TASK DETAILS:
Tally the lines of the data that include the word "深圳经济特区排水条例" and state the total, nothing else.

— START OF DATA FOR THIS EXERCISE —

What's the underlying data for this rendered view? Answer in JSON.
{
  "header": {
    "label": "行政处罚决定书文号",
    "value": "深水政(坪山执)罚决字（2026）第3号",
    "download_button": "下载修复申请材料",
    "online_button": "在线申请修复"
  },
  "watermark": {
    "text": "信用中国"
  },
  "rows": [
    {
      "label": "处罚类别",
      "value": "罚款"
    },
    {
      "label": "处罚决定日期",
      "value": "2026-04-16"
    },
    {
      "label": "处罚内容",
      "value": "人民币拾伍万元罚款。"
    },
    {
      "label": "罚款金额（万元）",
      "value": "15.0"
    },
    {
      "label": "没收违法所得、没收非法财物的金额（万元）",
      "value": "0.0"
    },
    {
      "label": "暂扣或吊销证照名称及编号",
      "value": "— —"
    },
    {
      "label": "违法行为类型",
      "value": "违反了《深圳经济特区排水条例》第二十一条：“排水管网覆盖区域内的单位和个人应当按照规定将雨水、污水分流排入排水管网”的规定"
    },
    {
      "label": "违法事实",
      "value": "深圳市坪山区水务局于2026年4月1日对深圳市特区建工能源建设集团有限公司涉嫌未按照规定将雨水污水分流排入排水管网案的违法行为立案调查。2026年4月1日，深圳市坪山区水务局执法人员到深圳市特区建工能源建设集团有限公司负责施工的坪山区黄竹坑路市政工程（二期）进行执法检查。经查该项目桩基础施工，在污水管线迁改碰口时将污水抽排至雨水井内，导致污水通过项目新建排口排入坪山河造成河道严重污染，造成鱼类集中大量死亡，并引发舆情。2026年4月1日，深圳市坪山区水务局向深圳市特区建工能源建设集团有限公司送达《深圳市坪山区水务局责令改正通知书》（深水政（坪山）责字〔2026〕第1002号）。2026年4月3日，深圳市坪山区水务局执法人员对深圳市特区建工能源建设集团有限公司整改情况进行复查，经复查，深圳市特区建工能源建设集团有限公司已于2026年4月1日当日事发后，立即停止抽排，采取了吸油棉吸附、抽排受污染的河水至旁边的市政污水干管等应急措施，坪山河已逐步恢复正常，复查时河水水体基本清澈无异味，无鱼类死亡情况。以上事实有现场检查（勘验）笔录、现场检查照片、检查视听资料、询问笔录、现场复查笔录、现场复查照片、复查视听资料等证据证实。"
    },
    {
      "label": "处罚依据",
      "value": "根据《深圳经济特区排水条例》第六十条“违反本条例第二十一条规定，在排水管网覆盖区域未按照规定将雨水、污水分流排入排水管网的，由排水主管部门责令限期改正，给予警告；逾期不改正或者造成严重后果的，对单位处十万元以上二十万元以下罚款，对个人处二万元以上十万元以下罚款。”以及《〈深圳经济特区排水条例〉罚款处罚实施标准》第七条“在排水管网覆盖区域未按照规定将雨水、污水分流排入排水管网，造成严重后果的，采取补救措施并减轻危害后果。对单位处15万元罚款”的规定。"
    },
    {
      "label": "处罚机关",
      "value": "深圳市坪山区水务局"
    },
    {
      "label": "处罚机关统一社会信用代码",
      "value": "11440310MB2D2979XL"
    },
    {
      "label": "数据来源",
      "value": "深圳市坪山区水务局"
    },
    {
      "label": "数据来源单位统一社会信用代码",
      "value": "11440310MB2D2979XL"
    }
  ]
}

— END OF DATA FOR THIS EXERCISE —

OUTPUT FOR THIS TASK:
2